━━━ MATERIAL PROVIDED ━━━

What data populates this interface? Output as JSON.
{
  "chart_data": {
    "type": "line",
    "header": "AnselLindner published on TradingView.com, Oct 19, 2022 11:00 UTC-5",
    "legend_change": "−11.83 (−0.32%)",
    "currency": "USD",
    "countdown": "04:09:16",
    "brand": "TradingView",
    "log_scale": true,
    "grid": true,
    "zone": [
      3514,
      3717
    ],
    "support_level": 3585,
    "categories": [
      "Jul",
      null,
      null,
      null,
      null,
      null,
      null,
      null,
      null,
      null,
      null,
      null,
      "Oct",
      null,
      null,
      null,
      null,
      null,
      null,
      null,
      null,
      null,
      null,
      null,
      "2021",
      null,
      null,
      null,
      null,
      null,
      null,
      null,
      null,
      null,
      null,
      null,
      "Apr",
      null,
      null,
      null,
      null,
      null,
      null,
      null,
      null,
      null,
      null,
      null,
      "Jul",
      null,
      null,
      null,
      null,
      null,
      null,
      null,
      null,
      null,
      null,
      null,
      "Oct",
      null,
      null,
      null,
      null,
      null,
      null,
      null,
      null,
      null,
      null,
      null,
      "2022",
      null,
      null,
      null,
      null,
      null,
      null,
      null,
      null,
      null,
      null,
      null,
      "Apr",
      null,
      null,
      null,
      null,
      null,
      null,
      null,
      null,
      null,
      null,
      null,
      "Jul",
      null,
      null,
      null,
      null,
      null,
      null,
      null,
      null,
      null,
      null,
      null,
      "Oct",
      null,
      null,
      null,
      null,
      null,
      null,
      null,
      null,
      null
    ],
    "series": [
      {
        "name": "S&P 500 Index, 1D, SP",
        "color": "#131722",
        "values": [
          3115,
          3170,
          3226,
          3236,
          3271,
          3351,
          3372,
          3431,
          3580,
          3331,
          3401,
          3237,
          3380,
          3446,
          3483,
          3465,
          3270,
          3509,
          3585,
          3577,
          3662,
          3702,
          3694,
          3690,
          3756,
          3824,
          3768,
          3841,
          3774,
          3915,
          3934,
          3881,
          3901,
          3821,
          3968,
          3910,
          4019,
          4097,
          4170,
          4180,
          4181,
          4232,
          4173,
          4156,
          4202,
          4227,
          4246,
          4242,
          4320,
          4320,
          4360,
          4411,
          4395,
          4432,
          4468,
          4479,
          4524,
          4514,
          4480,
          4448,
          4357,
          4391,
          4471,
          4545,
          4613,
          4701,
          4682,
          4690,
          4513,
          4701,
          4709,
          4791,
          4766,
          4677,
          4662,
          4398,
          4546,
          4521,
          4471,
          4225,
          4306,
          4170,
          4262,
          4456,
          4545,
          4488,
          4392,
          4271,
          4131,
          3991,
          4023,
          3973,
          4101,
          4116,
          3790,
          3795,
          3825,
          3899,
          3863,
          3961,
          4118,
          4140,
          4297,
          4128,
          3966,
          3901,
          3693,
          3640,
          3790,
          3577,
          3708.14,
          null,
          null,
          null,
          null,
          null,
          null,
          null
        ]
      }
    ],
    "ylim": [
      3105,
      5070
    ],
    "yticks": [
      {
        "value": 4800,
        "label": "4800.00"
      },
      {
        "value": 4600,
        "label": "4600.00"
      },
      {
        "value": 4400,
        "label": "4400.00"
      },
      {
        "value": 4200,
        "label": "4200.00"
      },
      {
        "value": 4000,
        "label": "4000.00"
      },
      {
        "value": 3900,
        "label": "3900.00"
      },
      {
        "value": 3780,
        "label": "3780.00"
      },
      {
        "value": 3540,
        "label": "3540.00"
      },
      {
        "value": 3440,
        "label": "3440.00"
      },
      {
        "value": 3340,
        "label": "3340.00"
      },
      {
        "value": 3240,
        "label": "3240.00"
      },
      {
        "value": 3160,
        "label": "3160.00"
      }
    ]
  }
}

━━━

● **WORK TO DO**
Lines holding the word "TradingView" in the entries above are the ones to pull out. Copy them all.

● **ANSWER TO THE PROBLEM**
    "header": "AnselLindner published on TradingView.com, Oct 19, 2022 11:00 UTC-5",
    "brand": "TradingView",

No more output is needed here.